• _TEXT SEGMENT_

---

Historical population
| Census | Pop. | Note | %± |
| 1960 | 2,559 |  | — |
| 1970 | 1,786 |  | −30.2% |
| 1980 | 1,621 |  | −9.2% |
| 1990 | 1,421 |  | −12.3% |
| 2000 | 1,259 |  | −11.4% |
| 2010 | 1,260 |  | 0.1% |
| 2020 | 1,169 |  | −7.2% |
| 2021 (est.) | 1,146 | Decrease | −2.0% |
U.S. Decennial Census

===2010 census===
At the 2010 census there were 1,260 people, 571 households, and 365 families living in the town. The population density was 1826.1 PD/sqmi. There were 639 housing units at an average density of 926.1 /sqmi. The racial makeup of the town was 97.7% White, 0.6% African American, 0.2% Native American, 0.3% Asian, 0.1% from other races, and 1.1% from two or more races. Hispanic or Latino of any race were 1.3%.

Of the 571 households 28.4% had children under the age of 18 living with them, 43.4% were married couples living together, 15.8% had a female householder with no husband present, 4.7% had a male householder with no wife present, and 36.1% were non-families. 34.2% of households were one person and 14.8% were one person aged 65 or older. The average household size was 2.21 and the average family size was 2.77.

The median age in the town was 43.1 years. 20.3% of residents were under the age of 18; 7.5% were between the ages of 18 and 24; 24.8% were from 25 to 44; 28.6% were from 45 to 64; and 18.8% were 65 or older. The gender makeup of the town was 45.4% male and 54.6% female.

===2000 census===
At the 2000 census there were 1,259 people, 569 households, and 364 families living in the town. The population density was 1,766.2 inhabitants per square mile (684.7/km^{2}). There were 647 housing units at an average density of 907.7 per square mile (351.8/km^{2}). The racial makeup of the town was 95.31% White, 0.87% African American, 0.24% Native American, 0.87% from other races, and 2.70% from two or more races. Hispanic or Latino of any race were 1.27%.

Of the 569 households 24.4% had children under the age of 18 living with them, 46.7% were married couples living together, 14.1% had a female householder with no husband present, and 35.9% were non-families. 32.7% of households were one person and 14.6% were one person aged 65 or older. The average household size was 2.21 and the average family size was 2.79.

---

• _DATASET RECORDS_
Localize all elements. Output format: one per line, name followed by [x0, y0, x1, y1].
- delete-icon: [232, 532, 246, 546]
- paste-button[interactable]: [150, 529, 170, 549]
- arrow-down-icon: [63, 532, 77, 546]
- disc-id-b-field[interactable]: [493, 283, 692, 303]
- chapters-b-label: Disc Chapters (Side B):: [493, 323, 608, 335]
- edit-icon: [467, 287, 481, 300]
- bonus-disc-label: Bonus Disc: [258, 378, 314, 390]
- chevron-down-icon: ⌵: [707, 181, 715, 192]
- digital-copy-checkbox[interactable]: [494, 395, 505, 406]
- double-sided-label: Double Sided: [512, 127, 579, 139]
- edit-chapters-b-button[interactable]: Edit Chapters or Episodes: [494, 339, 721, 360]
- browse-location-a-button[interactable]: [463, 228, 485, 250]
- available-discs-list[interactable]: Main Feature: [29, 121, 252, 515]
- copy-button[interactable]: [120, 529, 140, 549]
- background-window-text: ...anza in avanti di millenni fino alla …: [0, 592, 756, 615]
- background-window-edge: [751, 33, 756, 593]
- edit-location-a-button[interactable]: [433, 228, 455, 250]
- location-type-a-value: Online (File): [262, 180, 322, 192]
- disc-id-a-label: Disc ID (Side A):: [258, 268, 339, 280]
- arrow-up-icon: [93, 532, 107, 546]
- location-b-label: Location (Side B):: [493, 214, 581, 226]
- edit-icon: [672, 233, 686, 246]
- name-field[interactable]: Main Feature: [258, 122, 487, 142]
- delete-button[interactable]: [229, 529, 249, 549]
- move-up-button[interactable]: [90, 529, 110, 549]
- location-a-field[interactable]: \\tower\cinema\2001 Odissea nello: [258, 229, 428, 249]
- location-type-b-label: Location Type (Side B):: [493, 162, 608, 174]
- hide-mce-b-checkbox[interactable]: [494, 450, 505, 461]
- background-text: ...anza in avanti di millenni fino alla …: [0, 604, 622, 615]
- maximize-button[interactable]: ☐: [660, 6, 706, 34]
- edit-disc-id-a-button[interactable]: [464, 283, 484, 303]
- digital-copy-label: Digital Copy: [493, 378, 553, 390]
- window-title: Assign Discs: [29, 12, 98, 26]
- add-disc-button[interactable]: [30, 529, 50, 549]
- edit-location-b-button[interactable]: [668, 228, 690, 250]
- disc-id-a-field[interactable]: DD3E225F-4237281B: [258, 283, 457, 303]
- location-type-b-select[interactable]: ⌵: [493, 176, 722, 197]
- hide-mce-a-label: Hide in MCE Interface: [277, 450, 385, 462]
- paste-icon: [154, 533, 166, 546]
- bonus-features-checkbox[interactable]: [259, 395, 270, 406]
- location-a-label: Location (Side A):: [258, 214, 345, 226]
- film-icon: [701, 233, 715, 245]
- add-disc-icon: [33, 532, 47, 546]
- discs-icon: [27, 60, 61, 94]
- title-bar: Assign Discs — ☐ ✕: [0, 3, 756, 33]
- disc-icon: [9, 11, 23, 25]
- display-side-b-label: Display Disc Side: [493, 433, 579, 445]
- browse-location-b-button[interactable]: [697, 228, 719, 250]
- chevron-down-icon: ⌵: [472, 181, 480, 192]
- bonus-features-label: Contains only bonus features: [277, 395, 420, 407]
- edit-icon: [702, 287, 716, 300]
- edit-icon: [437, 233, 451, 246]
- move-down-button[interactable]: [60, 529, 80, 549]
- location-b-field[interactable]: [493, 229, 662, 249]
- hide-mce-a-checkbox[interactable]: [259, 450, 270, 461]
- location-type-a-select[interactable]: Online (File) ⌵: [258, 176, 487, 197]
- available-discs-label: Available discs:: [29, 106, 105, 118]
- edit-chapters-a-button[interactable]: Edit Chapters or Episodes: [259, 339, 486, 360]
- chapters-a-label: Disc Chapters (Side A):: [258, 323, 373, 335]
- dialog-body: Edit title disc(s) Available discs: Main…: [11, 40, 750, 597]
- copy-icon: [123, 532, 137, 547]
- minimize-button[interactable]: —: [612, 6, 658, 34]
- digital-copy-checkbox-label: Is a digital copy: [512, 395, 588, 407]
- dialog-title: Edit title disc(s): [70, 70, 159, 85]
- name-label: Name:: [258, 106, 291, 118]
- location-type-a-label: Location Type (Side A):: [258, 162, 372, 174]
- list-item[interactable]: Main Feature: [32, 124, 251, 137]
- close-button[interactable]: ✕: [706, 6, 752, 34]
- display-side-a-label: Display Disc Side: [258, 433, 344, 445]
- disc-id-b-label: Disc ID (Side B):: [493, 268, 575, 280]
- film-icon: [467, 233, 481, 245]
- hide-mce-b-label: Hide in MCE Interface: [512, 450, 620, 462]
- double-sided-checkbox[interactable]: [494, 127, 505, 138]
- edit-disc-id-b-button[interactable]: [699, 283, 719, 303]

---

Could you give the census text again from "Historical population" to "race were 1.3%.", swapping "town" for "village"? Rely on the census text alone, not the entries.

Historical population
| Census | Pop. | Note | %± |
| 1960 | 2,559 |  | — |
| 1970 | 1,786 |  | −30.2% |
| 1980 | 1,621 |  | −9.2% |
| 1990 | 1,421 |  | −12.3% |
| 2000 | 1,259 |  | −11.4% |
| 2010 | 1,260 |  | 0.1% |
| 2020 | 1,169 |  | −7.2% |
| 2021 (est.) | 1,146 | Decrease | −2.0% |
U.S. Decennial Census

===2010 census===
At the 2010 census there were 1,260 people, 571 households, and 365 families living in the village. The population density was 1826.1 PD/sqmi. There were 639 housing units at an average density of 926.1 /sqmi. The racial makeup of the village was 97.7% White, 0.6% African American, 0.2% Native American, 0.3% Asian, 0.1% from other races, and 1.1% from two or more races. Hispanic or Latino of any race were 1.3%.